O que está escondido pode ser acobertado?
Existe um velho ditado que diz: “O que os olhos
não veem o coração não sente”. Será que podemos afirmar que se trata de uma
verdade incondicional? Ou poderíamos citar outro provérbio que eu ouvia de
minha mãe: “Por fora bela viola, por dentro, pão bolorento”. Vamos aos fatos,
porque contra fatos não há argumentos.
O apartamento fora todo reformado. Paredes, pisos,
encanamentos, fiação. O que se via e o que se escondia. Tudo estava nos planos
da reforma. De dentro para fora. Do interior para o exterior.
O banheiro social não fugira à regra. Fora
cuidadosamente planejado. Paredes expostas e abertas deixavam à mostra os
encanamentos novos e os conduítes totalmente desobstruídos.
Todo mundo sabe que quando uma reforma está
sendo realizada, todo cuidado é pouco. “Um olho no peixe, outro no gato”. Não
dá para relaxar. Reforma é tarefa árdua e estressante e quem não quer se
arriscar, ou não tem tempo para acompanhar é melhor nem começar.
O bom mestre de obras não concorda com “O que
os olhos não veem o coração não sente”, mas nem sempre conseguimos um mestre
eficiente e cumpridor de seus deveres mais minuciosos. O olhar deve estar
sempre atento e a presença constante faz toda a diferença. Meu sogro era mestre
e sabia bem que “Quando o gato não está os ratos fazem a festa”. Jamais
descuidava de suas obrigações em uma obra. O material tem que ser o melhor e o
correto, mas a maneira de se fazer o serviço é de importância fundamental,
dizia ele.
Certa vez, ao inspecionar um sobrado que
fazíamos para nossa família, meu sogro me disse todo orgulhoso: “Vocês pediram
um sobrado, mas aqui tem fundação para quatro andares. Tudo muito bem feito”.

○ ○ ○ ○ ○ ○ ○

[OBJETIVO A]:
Reproduza um trecho do texto sobre a reforma: comece nas palavras que trazem "Existe um velho" e pare logo depois de "não há argumentos.".
[OBJETIVO B]:
Continue o texto sobre a reforma a partir da última frase mostrada.

[BLOCO DE DADOS]:

○ ○ ○ ○ ○ ○ ○

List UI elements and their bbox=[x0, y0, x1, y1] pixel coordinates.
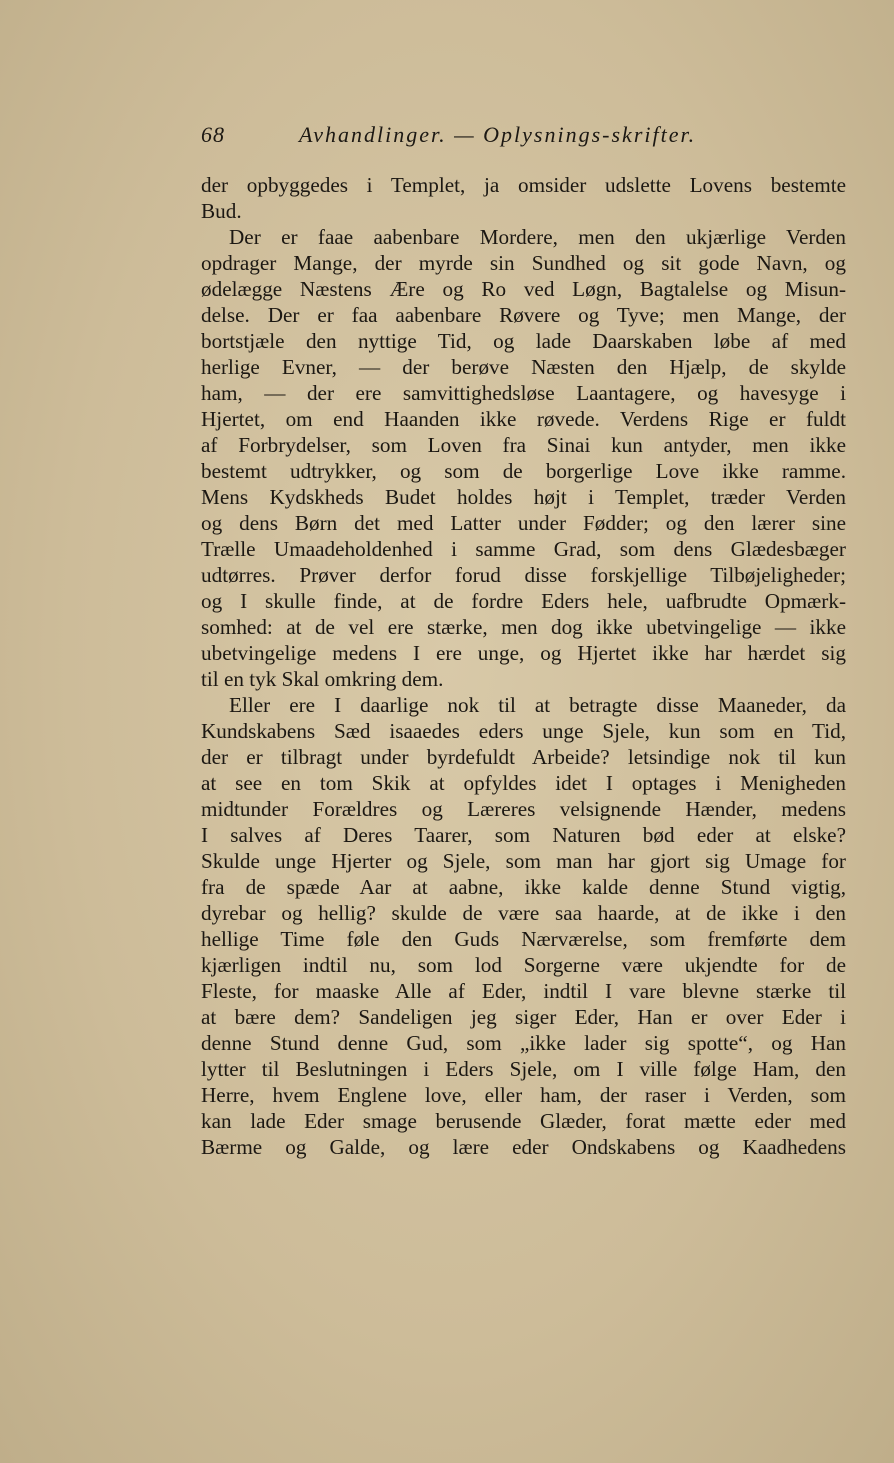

○ ○ ○ ○ ○ ○ ○

[RESPOSTA A]:
Existe um velho ditado que diz: “O que os olhos
não veem o coração não sente”. Será que podemos afirmar que se trata de uma
verdade incondicional? Ou poderíamos citar outro provérbio que eu ouvia de
minha mãe: “Por fora bela viola, por dentro, pão bolorento”. Vamos aos fatos,
porque contra fatos não há argumentos.

[RESPOSTA B]:
Naquela época tínhamos apenas quatro filhos e ele pensava no futuro das
crianças. Hoje teria que fazer fundação para sete andares...
Esse trabalho bem feito que não aparece é o que
sustenta uma casa bem-feita. Esse olhar atento do mestre de obras ao que vai
ficar por baixo do piso, entre as paredes, oculto e invisível aos olhos de
todos é o que faz a água escorrer pelas torneiras e chuveiros, a luz acender ao
simples toque do interruptor, o telefone tocar quando alguém deseja te
encontrar, enfim quantas e tantas coisas que só funcionam quando alguém se
preocupou com o trabalho escondido.
É bem verdade, o leitor diria, que poucas são
as pessoas que perguntam sobre encanamentos e fiações quando estão interessadas
em uma casa. O que chama a atenção é o que salta aos olhos: azulejos e pisos bonitos
e bem colocados, torneiras cromadas e chuveiros potentes, armários funcionais e
cômodos bem dispostos. Só com o uso é que os problemas de um possível trabalho
mal feito podem surgir e, aí sim, lembramo-nos dos canos e fios que não vemos,
embora sejam tão importantes.
Foi assim com o nosso banheiro social. Apartamento
reformado, tudo arrumado e pronto para o uso. Azulejos e piso bem colocados.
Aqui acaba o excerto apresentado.